-------- DATA LINES

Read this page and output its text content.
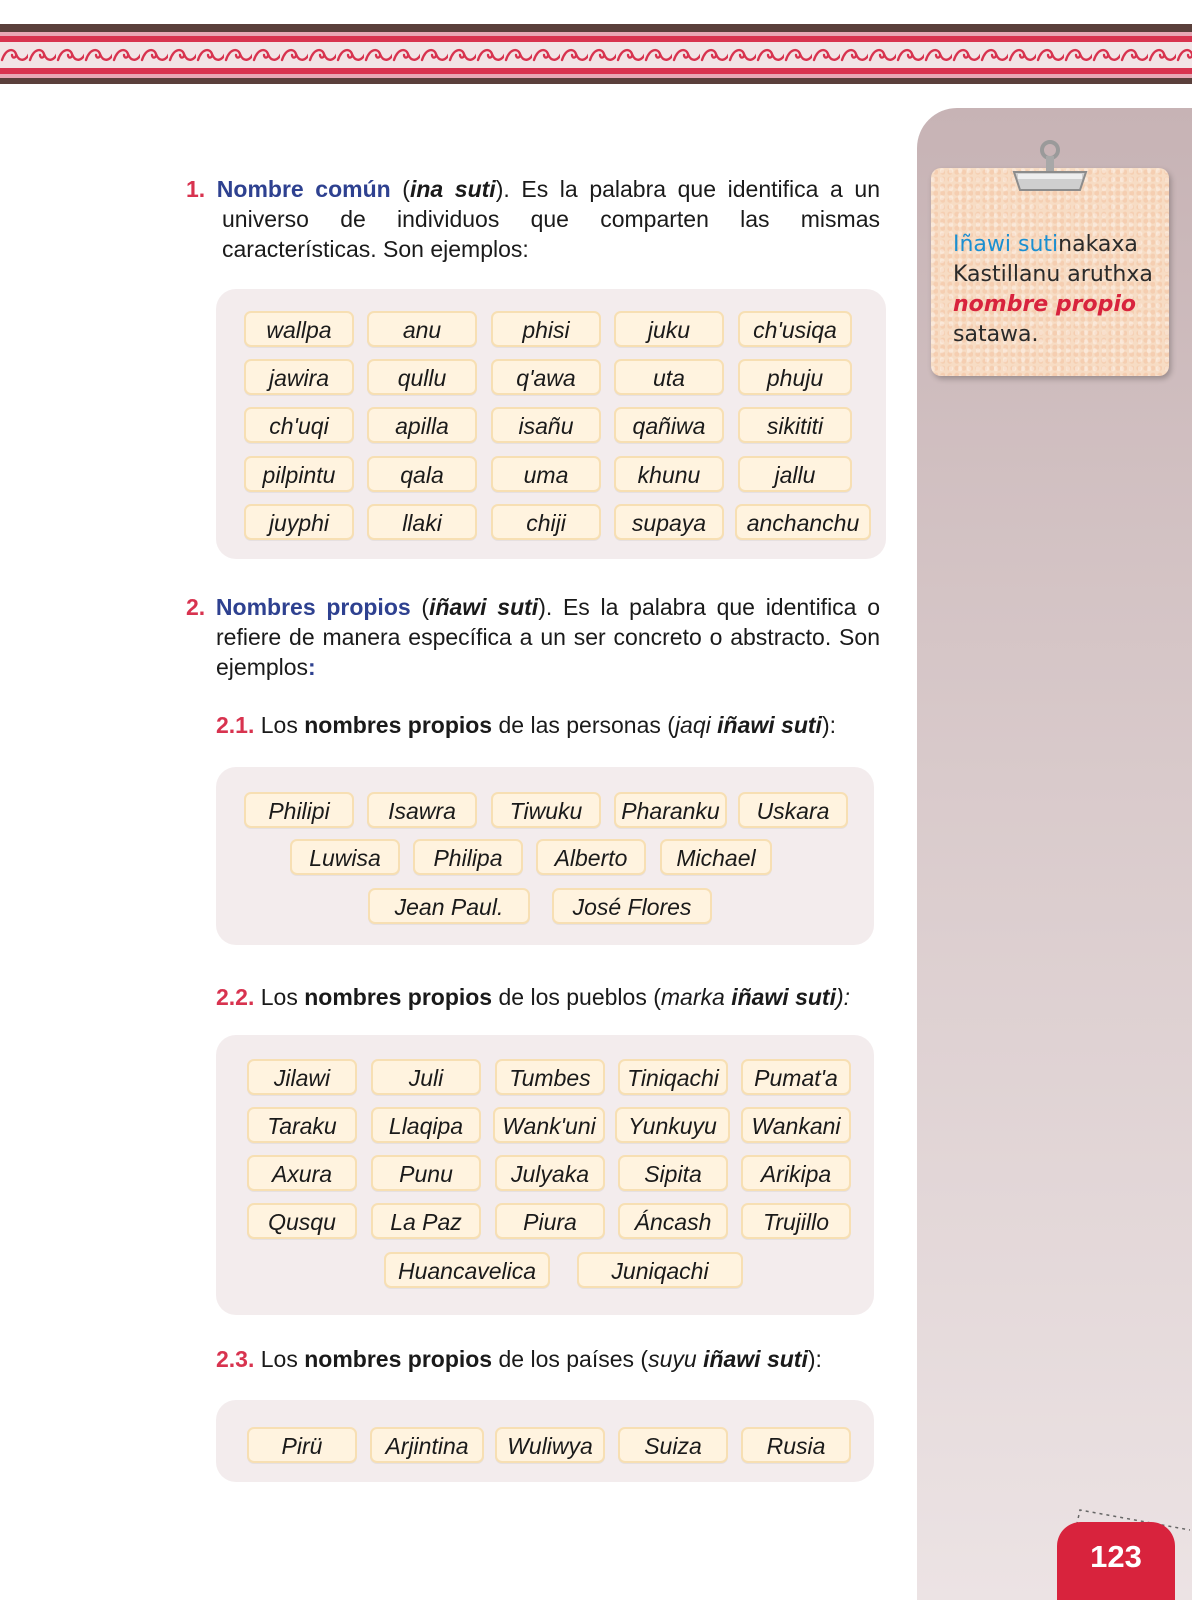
Iñawi sutinakaxa
Kastillanu aruthxa
nombre propio
satawa.
1. Nombre común (ina suti). Es la palabra que identifica a un universo de individuos que comparten las mismas características. Son ejemplos:
wallpa	anu	phisi	juku	ch'usiqa
jawira	qullu	q'awa	uta	phuju
ch'uqi	apilla	isañu	qañiwa	sikititi
pilpintu	qala	uma	khunu	jallu
juyphi	llaki	chiji	supaya	anchanchu
2. Nombres propios (iñawi suti). Es la palabra que identifica o refiere de manera específica a un ser concreto o abstracto. Son ejemplos:
2.1. Los nombres propios de las personas (jaqi iñawi suti):
Philipi	Isawra	Tiwuku	Pharanku	Uskara
Luwisa	Philipa	Alberto	Michael
Jean Paul.	José Flores
2.2. Los nombres propios de los pueblos (marka iñawi suti):
Jilawi	Juli	Tumbes	Tiniqachi	Pumat'a
Taraku	Llaqipa	Wank'uni	Yunkuyu	Wankani
Axura	Punu	Julyaka	Sipita	Arikipa
Qusqu	La Paz	Piura	Áncash	Trujillo
Huancavelica	Juniqachi
2.3. Los nombres propios de los países (suyu iñawi suti):
Pirü	Arjintina	Wuliwya	Suiza	Rusia
123
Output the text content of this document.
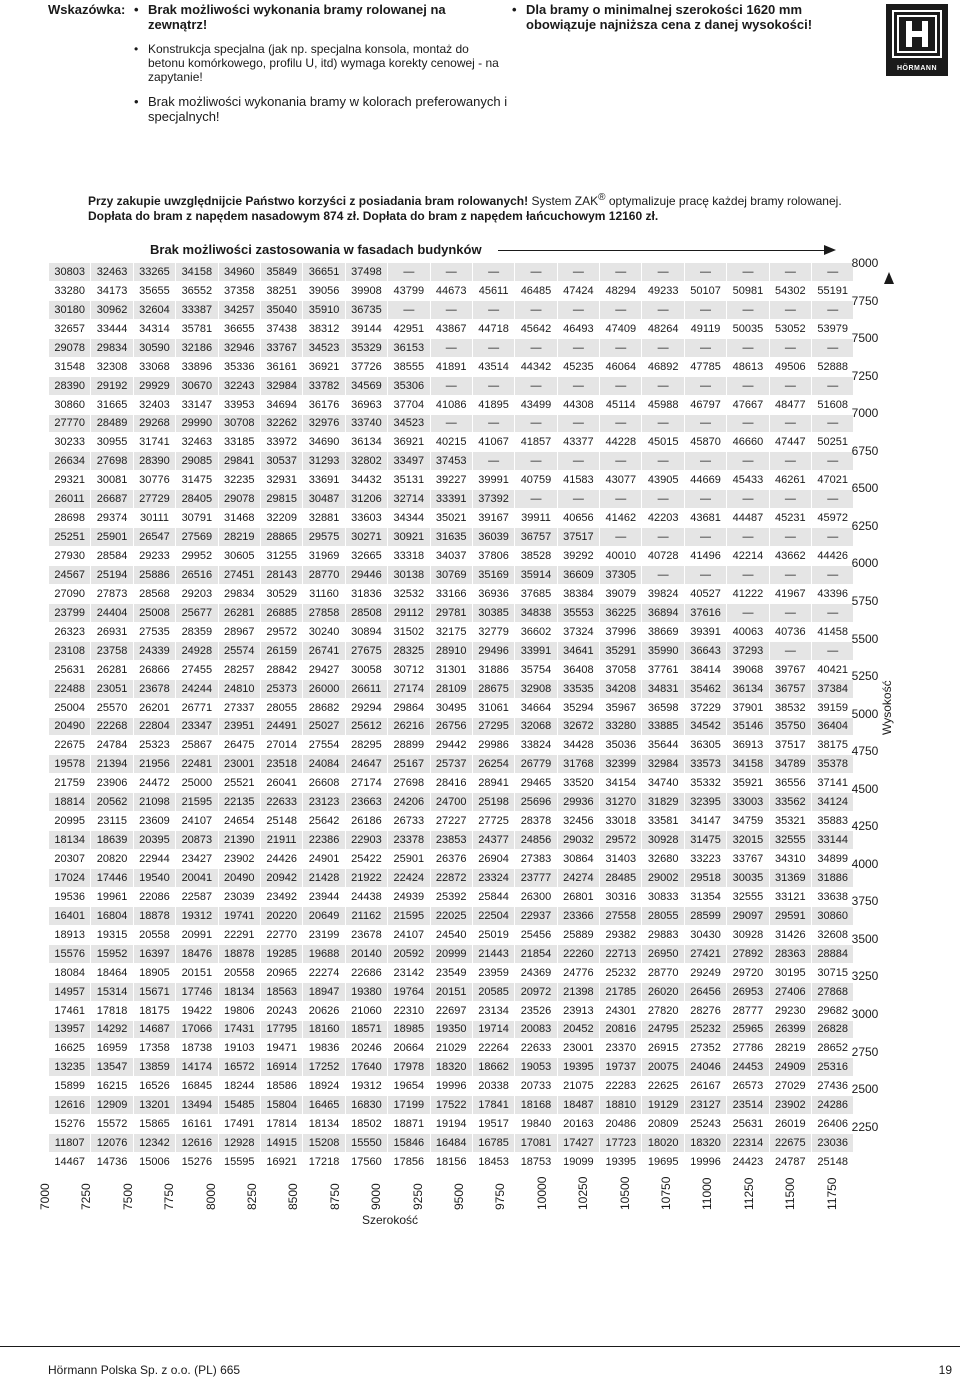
Wskazówka:	• Brak możliwości wykonania bramy rolowanej na zewnątrz!
• Konstrukcja specjalna (jak np. specjalna konsola, montaż do betonu komórkowego, profilu U, itd) wymaga korekty cenowej - na zapytanie!
• Brak możliwości wykonania bramy w kolorach preferowanych i specjalnych!
• Dla bramy o minimalnej szerokości 1620 mm obowiązuje najniższa cena z danej wysokości!
HÖRMANN
Przy zakupie uwzględnijcie Państwo korzyści z posiadania bram rolowanych! System ZAK® optymalizuje pracę każdej bramy rolowanej.
Dopłata do bram z napędem nasadowym 874 zł. Dopłata do bram z napędem łańcuchowym 12160 zł.
Brak możliwości zastosowania w fasadach budynków
30803	32463	33265	34158	34960	35849	36651	37498	—	—	—	—	—	—	—	—	—	—	—
33280	34173	35655	36552	37358	38251	39056	39908	43799	44673	45611	46485	47424	48294	49233	50107	50981	54302	55191
30180	30962	32604	33387	34257	35040	35910	36735	—	—	—	—	—	—	—	—	—	—	—
32657	33444	34314	35781	36655	37438	38312	39144	42951	43867	44718	45642	46493	47409	48264	49119	50035	53052	53979
29078	29834	30590	32186	32946	33767	34523	35329	36153	—	—	—	—	—	—	—	—	—	—
31548	32308	33068	33896	35336	36161	36921	37726	38555	41891	43514	44342	45235	46064	46892	47785	48613	49506	52888
28390	29192	29929	30670	32243	32984	33782	34569	35306	—	—	—	—	—	—	—	—	—	—
30860	31665	32403	33147	33953	34694	36176	36963	37704	41086	41895	43499	44308	45114	45988	46797	47667	48477	51608
27770	28489	29268	29990	30708	32262	32976	33740	34523	—	—	—	—	—	—	—	—	—	—
30233	30955	31741	32463	33185	33972	34690	36134	36921	40215	41067	41857	43377	44228	45015	45870	46660	47447	50251
26634	27698	28390	29085	29841	30537	31293	32802	33497	37453	—	—	—	—	—	—	—	—	—
29321	30081	30776	31475	32235	32931	33691	34432	35131	39227	39991	40759	41583	43077	43905	44669	45433	46261	47021
26011	26687	27729	28405	29078	29815	30487	31206	32714	33391	37392	—	—	—	—	—	—	—	—
28698	29374	30111	30791	31468	32209	32881	33603	34344	35021	39167	39911	40656	41462	42203	43681	44487	45231	45972
25251	25901	26547	27569	28219	28865	29575	30271	30921	31635	36039	36757	37517	—	—	—	—	—	—
27930	28584	29233	29952	30605	31255	31969	32665	33318	34037	37806	38528	39292	40010	40728	41496	42214	43662	44426
24567	25194	25886	26516	27451	28143	28770	29446	30138	30769	35169	35914	36609	37305	—	—	—	—	—
27090	27873	28568	29203	29834	30529	31160	31836	32532	33166	36936	37685	38384	39079	39824	40527	41222	41967	43396
23799	24404	25008	25677	26281	26885	27858	28508	29112	29781	30385	34838	35553	36225	36894	37616	—	—	—
26323	26931	27535	28359	28967	29572	30240	30894	31502	32175	32779	36602	37324	37996	38669	39391	40063	40736	41458
23108	23758	24339	24928	25574	26159	26741	27675	28325	28910	29496	33991	34641	35291	35990	36643	37293	—	—
25631	26281	26866	27455	28257	28842	29427	30058	30712	31301	31886	35754	36408	37058	37761	38414	39068	39767	40421
22488	23051	23678	24244	24810	25373	26000	26611	27174	28109	28675	32908	33535	34208	34831	35462	36134	36757	37384
25004	25570	26201	26771	27337	28055	28682	29294	29864	30495	31061	34664	35294	35967	36598	37229	37901	38532	39159
20490	22268	22804	23347	23951	24491	25027	25612	26216	26756	27295	32068	32672	33280	33885	34542	35146	35750	36404
22675	24784	25323	25867	26475	27014	27554	28295	28899	29442	29986	33824	34428	35036	35644	36305	36913	37517	38175
19578	21394	21956	22481	23001	23518	24084	24647	25167	25737	26254	26779	31768	32399	32984	33573	34158	34789	35378
21759	23906	24472	25000	25521	26041	26608	27174	27698	28416	28941	29465	33520	34154	34740	35332	35921	36556	37141
18814	20562	21098	21595	22135	22633	23123	23663	24206	24700	25198	25696	29936	31270	31829	32395	33003	33562	34124
20995	23115	23609	24107	24654	25148	25642	26186	26733	27227	27725	28378	32456	33018	33581	34147	34759	35321	35883
18134	18639	20395	20873	21390	21911	22386	22903	23378	23853	24377	24856	29032	29572	30928	31475	32015	32555	33144
20307	20820	22944	23427	23902	24426	24901	25422	25901	26376	26904	27383	30864	31403	32680	33223	33767	34310	34899
17024	17446	19540	20041	20490	20942	21428	21922	22424	22872	23324	23777	24274	28485	29002	29518	30035	31369	31886
19536	19961	22086	22587	23039	23492	23944	24438	24939	25392	25844	26300	26801	30316	30833	31354	32555	33121	33638
16401	16804	18878	19312	19741	20220	20649	21162	21595	22025	22504	22937	23366	27558	28055	28599	29097	29591	30860
18913	19315	20558	20991	22291	22770	23199	23678	24107	24540	25019	25456	25889	29382	29883	30430	30928	31426	32608
15576	15952	16397	18476	18878	19285	19688	20140	20592	20999	21443	21854	22260	22713	26950	27421	27892	28363	28884
18084	18464	18905	20151	20558	20965	22274	22686	23142	23549	23959	24369	24776	25232	28770	29249	29720	30195	30715
14957	15314	15671	17746	18134	18563	18947	19380	19764	20151	20585	20972	21398	21785	26020	26456	26953	27406	27868
17461	17818	18175	19422	19806	20243	20626	21060	22310	22697	23134	23526	23913	24301	27820	28276	28777	29230	29682
13957	14292	14687	17066	17431	17795	18160	18571	18985	19350	19714	20083	20452	20816	24795	25232	25965	26399	26828
16625	16959	17358	18738	19103	19471	19836	20246	20664	21029	22264	22633	23001	23370	26915	27352	27786	28219	28652
13235	13547	13859	14174	16572	16914	17252	17640	17978	18320	18662	19053	19395	19737	20075	24046	24453	24909	25316
15899	16215	16526	16845	18244	18586	18924	19312	19654	19996	20338	20733	21075	22283	22625	26167	26573	27029	27436
12616	12909	13201	13494	15485	15804	16465	16830	17199	17522	17841	18168	18487	18810	19129	23127	23514	23902	24286
15276	15572	15865	16161	17491	17814	18134	18502	18871	19194	19517	19840	20163	20486	20809	25243	25631	26019	26406
11807	12076	12342	12616	12928	14915	15208	15550	15846	16484	16785	17081	17427	17723	18020	18320	22314	22675	23036
14467	14736	15006	15276	15595	16921	17218	17560	17856	18156	18453	18753	19099	19395	19695	19996	24423	24787	25148
8000
7750
7500
7250
7000
6750
6500
6250
6000
5750
5500
5250
5000
4750
4500
4250
4000
3750
3500
3250
3000
2750
2500
2250
Wysokość
7000 7250 7500 7750 8000 8250 8500 8750 9000 9250 9500 9750 10000 10250 10500 10750 11000 11250 11500 11750
Szerokość
Hörmann Polska Sp. z o.o. (PL) 665	19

----------------

WRITTEN EXERCISE - State only how many lines in the material include "bramy".

RESULT - 4